__Task directions__
Gather up every line from the entries below that uses the word "Figure".
++++ Records supplied ++++
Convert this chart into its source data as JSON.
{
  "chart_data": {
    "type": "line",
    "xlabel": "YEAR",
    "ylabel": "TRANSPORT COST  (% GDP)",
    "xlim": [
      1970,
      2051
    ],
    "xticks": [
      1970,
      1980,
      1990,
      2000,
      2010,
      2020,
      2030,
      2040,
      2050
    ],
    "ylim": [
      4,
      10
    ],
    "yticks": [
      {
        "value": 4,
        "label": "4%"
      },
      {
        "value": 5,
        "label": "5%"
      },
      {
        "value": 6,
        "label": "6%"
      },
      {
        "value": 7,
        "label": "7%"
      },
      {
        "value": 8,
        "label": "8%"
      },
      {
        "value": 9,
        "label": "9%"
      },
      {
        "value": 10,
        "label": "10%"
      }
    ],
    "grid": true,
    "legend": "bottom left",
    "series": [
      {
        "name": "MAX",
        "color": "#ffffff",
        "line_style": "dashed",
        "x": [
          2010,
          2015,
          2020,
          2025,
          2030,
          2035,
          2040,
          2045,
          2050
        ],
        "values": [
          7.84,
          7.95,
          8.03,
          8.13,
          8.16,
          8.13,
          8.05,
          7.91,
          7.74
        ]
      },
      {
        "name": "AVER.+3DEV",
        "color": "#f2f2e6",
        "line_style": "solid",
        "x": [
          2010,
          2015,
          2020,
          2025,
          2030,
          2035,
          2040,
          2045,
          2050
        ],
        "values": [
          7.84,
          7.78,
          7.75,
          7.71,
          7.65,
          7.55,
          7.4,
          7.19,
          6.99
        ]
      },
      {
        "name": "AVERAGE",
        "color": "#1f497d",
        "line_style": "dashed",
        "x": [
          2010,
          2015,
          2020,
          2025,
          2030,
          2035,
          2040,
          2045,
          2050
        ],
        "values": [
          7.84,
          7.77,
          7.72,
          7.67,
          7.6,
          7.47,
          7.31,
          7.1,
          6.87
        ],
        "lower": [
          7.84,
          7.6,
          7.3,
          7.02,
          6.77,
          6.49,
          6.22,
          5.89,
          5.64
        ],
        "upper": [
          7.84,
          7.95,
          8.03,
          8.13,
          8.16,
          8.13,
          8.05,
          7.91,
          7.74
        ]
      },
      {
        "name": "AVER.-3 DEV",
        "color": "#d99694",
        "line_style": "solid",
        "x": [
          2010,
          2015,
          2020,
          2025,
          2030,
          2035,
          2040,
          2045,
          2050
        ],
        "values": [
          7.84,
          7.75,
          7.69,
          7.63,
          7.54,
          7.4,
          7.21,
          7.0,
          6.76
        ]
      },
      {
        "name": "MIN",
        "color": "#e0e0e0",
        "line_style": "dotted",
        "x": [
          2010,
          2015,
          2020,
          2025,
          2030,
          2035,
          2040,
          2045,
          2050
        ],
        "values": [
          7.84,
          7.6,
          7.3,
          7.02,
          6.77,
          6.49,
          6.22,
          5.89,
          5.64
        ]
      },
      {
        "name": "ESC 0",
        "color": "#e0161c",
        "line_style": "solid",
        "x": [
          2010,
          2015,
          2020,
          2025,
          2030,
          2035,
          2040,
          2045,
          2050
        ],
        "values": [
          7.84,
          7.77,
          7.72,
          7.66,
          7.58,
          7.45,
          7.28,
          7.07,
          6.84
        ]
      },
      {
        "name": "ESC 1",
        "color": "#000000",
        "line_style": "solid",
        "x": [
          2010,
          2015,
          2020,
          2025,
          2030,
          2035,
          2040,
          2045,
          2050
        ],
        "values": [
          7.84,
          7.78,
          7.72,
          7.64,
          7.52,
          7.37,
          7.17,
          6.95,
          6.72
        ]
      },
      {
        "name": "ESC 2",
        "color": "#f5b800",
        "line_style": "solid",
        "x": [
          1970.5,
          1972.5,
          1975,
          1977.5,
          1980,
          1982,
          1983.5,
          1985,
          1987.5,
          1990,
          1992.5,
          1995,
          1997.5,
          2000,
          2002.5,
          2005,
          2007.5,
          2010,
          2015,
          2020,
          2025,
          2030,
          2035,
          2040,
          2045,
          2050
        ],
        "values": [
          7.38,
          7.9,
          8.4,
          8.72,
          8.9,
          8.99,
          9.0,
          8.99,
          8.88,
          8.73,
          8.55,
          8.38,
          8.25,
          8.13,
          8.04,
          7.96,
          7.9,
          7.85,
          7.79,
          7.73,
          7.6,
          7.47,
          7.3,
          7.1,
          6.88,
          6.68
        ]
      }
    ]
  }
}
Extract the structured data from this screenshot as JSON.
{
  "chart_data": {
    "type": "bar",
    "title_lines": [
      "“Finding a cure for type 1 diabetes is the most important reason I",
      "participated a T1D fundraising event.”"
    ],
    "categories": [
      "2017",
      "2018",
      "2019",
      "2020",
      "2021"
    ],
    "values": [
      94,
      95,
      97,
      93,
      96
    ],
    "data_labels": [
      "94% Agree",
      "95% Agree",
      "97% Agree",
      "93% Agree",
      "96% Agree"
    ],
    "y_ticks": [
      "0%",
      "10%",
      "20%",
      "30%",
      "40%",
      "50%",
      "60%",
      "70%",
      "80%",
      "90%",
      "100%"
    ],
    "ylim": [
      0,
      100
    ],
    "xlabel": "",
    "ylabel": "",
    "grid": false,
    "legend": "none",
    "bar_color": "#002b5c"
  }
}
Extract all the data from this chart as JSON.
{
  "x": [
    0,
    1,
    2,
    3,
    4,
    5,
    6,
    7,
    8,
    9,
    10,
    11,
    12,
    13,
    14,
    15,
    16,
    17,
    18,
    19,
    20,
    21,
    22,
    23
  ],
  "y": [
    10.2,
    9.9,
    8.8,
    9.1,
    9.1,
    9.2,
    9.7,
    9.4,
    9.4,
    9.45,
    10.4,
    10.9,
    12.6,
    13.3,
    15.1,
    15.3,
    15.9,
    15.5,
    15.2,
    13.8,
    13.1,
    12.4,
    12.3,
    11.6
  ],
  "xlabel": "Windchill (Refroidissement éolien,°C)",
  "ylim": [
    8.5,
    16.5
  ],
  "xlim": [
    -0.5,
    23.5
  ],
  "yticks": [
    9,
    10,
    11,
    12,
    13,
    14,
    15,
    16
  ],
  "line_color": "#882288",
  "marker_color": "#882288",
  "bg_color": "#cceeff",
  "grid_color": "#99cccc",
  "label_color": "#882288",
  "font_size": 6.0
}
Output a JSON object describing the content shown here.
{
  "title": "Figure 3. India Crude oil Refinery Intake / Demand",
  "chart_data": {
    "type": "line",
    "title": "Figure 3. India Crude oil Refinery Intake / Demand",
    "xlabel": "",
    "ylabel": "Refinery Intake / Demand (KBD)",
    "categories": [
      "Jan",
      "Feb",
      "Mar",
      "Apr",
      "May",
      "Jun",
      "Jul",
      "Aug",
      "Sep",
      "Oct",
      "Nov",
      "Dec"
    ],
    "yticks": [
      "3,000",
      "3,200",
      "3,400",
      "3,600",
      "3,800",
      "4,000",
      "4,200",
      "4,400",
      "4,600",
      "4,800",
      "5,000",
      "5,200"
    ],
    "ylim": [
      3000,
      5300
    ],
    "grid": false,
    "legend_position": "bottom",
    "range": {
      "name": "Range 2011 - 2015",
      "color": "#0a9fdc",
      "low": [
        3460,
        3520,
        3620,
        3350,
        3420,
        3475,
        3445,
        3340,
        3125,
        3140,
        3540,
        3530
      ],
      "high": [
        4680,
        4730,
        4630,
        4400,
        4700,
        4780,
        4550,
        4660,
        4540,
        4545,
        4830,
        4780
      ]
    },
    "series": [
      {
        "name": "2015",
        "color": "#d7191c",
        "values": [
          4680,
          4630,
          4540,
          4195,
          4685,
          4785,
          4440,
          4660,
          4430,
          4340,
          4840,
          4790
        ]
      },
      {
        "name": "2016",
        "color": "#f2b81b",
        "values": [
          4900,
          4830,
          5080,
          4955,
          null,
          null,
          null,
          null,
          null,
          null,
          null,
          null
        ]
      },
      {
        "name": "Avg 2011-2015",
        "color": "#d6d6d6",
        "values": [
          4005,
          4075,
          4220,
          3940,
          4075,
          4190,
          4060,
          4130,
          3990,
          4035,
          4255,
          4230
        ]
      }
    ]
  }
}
++++
__Response to the task__
  "title": "Figure 3. India Crude oil Refinery Intake / Demand",
    "title": "Figure 3. India Crude oil Refinery Intake / Demand",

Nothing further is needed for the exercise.